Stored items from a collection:
..............................

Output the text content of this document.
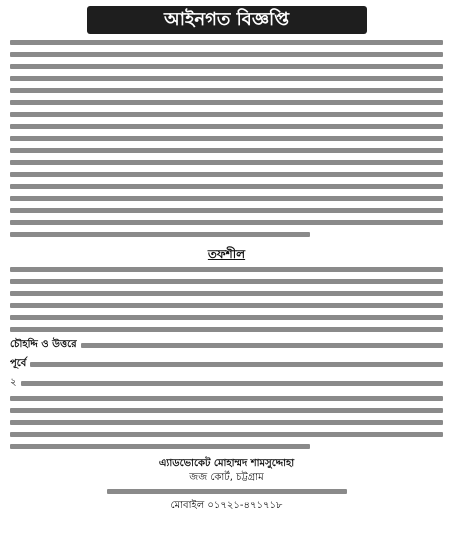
আইনগত বিজ্ঞপ্তি
তফশীল
চৌহদ্দি ও উত্তরে
পূর্বে
২
এ্যাডভোকেট মোহাম্মদ শামসুদ্দোহা
জজ কোর্ট, চট্টগ্রাম
মোবাইল ০১৭২১-৪৭১৭১৮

..............................

EXERCISE GOAL
Write out the material above once more, exactly as it reads, with no pictures.

WRITTEN SOLUTION
Output the text content of this document.
আইনগত বিজ্ঞপ্তি
তফশীল
চৌহদ্দি ও উত্তরে
পূর্বে
২
এ্যাডভোকেট মোহাম্মদ শামসুদ্দোহা
জজ কোর্ট, চট্টগ্রাম
মোবাইল ০১৭২১-৪৭১৭১৮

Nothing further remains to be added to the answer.